-- Task to carry out --
Scan the data for "years" and copy the lines it appears in.

# start of Data listing

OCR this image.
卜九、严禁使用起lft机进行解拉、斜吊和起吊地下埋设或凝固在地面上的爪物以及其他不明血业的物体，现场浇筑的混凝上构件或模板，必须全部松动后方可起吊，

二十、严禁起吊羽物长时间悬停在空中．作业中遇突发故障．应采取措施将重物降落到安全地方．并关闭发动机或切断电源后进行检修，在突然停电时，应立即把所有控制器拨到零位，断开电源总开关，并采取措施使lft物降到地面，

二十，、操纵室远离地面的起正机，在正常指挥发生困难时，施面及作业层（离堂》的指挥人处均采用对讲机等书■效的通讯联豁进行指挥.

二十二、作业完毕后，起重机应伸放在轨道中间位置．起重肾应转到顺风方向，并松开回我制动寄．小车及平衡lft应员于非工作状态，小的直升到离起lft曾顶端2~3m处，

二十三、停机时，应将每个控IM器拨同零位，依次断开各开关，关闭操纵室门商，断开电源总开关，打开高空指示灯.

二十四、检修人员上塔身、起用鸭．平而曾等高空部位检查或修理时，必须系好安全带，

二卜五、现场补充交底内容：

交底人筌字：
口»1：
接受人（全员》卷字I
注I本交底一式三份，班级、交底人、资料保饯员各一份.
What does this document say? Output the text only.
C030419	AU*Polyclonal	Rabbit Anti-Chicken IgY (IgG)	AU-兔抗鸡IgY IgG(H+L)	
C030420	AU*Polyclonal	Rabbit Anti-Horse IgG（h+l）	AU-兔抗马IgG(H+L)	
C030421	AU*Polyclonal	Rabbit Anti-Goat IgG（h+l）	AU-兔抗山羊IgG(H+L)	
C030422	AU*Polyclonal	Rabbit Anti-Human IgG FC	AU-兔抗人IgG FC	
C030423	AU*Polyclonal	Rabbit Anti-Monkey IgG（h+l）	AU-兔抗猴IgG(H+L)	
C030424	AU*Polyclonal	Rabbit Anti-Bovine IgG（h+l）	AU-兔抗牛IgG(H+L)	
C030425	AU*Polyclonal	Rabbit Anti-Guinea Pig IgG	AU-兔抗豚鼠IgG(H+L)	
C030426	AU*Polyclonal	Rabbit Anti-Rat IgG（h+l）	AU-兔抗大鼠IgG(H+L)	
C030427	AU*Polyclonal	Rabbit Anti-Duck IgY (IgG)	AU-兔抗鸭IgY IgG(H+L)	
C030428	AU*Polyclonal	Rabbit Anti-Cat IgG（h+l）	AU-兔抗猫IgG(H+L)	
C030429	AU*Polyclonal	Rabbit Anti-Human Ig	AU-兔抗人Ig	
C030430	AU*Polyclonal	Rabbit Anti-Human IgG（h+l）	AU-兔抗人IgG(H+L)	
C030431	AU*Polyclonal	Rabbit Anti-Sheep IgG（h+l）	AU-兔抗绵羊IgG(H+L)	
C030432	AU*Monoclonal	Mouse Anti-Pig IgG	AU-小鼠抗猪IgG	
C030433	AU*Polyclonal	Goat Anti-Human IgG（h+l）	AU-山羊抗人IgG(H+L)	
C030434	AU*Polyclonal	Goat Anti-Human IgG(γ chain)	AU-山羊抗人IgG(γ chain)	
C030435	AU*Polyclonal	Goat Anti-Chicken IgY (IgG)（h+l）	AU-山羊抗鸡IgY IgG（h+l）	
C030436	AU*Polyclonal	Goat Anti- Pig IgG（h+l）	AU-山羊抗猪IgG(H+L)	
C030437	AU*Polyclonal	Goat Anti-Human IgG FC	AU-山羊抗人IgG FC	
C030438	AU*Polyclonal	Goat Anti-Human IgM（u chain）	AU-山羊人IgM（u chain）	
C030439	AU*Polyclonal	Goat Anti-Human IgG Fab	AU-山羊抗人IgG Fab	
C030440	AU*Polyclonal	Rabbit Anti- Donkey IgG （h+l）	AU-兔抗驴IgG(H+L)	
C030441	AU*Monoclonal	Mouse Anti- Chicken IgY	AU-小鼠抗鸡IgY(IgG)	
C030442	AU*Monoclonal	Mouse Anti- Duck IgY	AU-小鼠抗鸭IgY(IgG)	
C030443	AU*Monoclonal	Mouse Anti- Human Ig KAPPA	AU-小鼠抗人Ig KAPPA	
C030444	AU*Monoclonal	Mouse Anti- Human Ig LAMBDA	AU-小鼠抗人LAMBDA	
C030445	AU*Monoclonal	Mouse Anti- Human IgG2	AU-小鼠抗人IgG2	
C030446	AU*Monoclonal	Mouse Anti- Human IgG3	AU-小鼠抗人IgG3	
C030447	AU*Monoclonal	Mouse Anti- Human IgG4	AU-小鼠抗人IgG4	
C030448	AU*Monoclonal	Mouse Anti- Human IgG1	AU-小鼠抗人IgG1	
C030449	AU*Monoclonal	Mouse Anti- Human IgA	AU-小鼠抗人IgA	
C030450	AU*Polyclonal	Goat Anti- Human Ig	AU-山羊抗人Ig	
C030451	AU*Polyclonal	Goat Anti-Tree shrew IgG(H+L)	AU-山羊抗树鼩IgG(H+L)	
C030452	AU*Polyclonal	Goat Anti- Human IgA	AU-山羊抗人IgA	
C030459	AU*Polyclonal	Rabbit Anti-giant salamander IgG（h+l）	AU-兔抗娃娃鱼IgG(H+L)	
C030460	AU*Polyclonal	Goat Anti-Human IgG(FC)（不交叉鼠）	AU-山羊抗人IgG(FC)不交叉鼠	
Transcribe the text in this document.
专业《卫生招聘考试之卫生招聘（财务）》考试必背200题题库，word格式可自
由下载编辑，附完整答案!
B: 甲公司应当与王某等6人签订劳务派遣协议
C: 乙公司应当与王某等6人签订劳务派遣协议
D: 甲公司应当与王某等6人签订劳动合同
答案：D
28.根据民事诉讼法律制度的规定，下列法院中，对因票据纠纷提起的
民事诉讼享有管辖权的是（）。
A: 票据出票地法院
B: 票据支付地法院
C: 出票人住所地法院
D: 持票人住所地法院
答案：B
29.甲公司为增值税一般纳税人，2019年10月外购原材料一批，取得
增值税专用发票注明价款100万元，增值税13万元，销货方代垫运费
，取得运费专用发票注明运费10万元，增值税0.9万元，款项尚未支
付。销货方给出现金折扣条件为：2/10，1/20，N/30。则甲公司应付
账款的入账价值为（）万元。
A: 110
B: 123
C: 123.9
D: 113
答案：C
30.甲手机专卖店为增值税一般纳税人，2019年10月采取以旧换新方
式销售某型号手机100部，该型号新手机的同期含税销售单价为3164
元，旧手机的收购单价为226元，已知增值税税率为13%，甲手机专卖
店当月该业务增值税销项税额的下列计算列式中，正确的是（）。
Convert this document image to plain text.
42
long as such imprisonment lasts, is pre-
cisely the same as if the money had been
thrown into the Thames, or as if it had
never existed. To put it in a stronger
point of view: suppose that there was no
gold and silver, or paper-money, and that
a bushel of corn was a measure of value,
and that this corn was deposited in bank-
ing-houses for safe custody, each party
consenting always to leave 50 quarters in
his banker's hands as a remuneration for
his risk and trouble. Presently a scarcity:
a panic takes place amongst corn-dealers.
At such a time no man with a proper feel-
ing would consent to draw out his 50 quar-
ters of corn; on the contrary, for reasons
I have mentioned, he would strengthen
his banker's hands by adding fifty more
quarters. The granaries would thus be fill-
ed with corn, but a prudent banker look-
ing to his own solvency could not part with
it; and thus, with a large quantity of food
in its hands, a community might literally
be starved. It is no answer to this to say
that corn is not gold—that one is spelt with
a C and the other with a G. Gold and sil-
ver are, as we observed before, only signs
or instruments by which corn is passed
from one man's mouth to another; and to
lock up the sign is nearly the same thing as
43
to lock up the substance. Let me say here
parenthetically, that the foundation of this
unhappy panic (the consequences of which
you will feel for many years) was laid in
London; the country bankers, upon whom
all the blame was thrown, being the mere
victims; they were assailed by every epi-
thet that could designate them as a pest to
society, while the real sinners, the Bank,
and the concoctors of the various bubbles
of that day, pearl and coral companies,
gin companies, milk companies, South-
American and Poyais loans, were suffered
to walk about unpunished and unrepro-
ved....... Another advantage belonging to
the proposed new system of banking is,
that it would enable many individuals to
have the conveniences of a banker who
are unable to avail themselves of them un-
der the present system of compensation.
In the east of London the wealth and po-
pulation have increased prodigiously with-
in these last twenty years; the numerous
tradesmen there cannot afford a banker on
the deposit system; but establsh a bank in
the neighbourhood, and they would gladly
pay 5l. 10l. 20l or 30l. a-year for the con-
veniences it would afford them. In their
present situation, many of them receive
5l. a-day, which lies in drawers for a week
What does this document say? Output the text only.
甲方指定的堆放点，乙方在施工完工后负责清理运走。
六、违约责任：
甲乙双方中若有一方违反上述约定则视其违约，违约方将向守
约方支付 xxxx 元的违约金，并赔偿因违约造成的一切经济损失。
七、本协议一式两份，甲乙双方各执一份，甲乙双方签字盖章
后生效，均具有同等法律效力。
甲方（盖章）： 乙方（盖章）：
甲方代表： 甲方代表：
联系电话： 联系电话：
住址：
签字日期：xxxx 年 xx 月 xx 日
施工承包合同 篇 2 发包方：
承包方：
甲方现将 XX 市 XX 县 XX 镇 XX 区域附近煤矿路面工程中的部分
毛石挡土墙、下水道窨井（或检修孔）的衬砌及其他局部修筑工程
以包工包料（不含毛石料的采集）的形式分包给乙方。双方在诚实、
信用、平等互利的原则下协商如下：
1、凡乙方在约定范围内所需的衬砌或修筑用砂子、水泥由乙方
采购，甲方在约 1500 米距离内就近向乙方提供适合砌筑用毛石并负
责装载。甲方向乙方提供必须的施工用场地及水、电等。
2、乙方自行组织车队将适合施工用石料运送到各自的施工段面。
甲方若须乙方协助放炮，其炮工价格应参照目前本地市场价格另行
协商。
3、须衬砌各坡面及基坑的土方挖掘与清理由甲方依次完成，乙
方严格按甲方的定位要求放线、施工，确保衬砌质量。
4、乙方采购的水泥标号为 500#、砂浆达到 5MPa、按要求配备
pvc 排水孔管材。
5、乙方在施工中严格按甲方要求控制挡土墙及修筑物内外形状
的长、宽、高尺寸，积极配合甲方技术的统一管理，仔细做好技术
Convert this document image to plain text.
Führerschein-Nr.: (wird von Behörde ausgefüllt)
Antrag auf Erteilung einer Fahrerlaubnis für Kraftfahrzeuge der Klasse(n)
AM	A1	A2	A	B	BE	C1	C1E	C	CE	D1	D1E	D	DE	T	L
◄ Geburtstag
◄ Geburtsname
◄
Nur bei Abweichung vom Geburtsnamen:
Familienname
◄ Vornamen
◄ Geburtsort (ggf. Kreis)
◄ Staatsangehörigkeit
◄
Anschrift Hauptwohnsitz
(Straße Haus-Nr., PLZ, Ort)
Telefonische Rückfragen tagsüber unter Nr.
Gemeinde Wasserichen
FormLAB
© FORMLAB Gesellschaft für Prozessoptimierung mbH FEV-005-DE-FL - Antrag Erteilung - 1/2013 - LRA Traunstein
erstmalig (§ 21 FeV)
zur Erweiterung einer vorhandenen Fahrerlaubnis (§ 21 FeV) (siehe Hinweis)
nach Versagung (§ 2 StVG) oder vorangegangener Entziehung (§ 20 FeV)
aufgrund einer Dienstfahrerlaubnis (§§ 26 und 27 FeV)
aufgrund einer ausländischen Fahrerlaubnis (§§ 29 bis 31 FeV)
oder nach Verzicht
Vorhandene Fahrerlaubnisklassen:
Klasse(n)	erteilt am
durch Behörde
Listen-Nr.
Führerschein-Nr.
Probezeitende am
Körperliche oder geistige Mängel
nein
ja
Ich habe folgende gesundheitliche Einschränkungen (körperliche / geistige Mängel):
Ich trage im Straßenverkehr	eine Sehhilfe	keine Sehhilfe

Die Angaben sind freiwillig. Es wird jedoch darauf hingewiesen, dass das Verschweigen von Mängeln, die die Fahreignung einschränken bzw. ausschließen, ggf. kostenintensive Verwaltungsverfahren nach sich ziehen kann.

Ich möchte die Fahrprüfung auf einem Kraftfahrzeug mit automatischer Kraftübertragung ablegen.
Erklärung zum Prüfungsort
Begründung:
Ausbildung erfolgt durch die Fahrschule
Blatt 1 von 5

# end of Data listing

-- Solved problem --
you will feel for many years) was laid in
in these last twenty years; the numerous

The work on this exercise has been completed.